**Given information**.
##############################

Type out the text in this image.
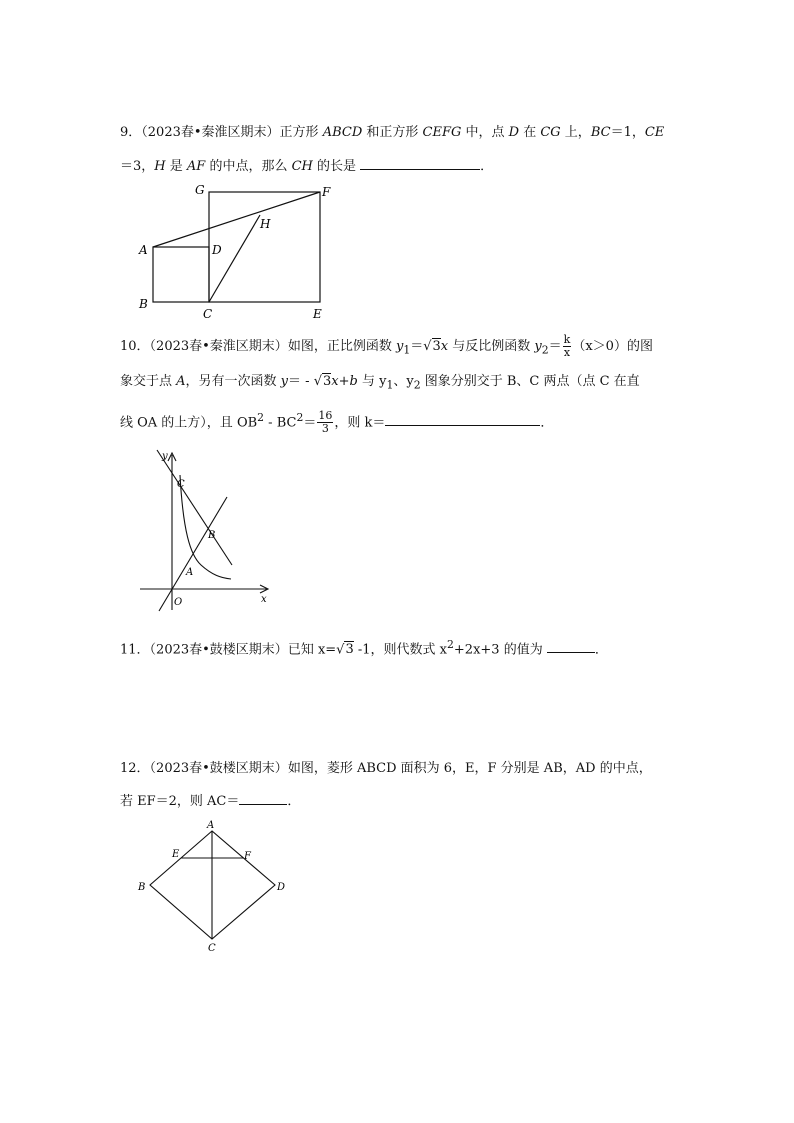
9．（2023春•秦淮区期末）正方形 ABCD 和正方形 CEFG 中，点 D 在 CG 上，BC＝1，CE
＝3，H 是 AF 的中点，那么 CH 的长是	．
G	F
H
A	D
B
C	E
10．（2023春•秦淮区期末）如图，正比例函数 $y_1=√3x$ 与反比例函数 $y_2= \frac{k}{x} (x>0)$的图
象交于点 A，另有一次函数 y＝ - √3x+b 与 $y_1$、$y_2$ 图象分别交于 B、C 两点（点 C 在直
线 OA 的上方），且 $OB^2 - BC^2= \frac{16}{3}$ ，则 k＝	．
y
x
O
A
B
C
11．（2023春•鼓楼区期末）已知 x=√3 -1，则代数式 $x^2+2x+3$ 的值为	．
12．（2023春•鼓楼区期末）如图，菱形 ABCD 面积为 6，E，F 分别是 AB，AD 的中点，
若 EF＝2，则 AC＝	．
A
E	F
B	D
C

##############################

**Description of the task**.
Pictures are to be left out; repeat all the remaining data exactly.

**Output**.
Type out the text in this image.
9．（2023春•秦淮区期末）正方形 ABCD 和正方形 CEFG 中，点 D 在 CG 上，BC＝1，CE
＝3，H 是 AF 的中点，那么 CH 的长是	．
G	F
H
A	D
B
C	E
10．（2023春•秦淮区期末）如图，正比例函数 $y_1=√3x$ 与反比例函数 $y_2= \frac{k}{x} (x>0)$的图
象交于点 A，另有一次函数 y＝ - √3x+b 与 $y_1$、$y_2$ 图象分别交于 B、C 两点（点 C 在直
线 OA 的上方），且 $OB^2 - BC^2= \frac{16}{3}$ ，则 k＝	．
y
x
O
A
B
C
11．（2023春•鼓楼区期末）已知 x=√3 -1，则代数式 $x^2+2x+3$ 的值为	．
12．（2023春•鼓楼区期末）如图，菱形 ABCD 面积为 6，E，F 分别是 AB，AD 的中点，
若 EF＝2，则 AC＝	．
A
E	F
B	D
C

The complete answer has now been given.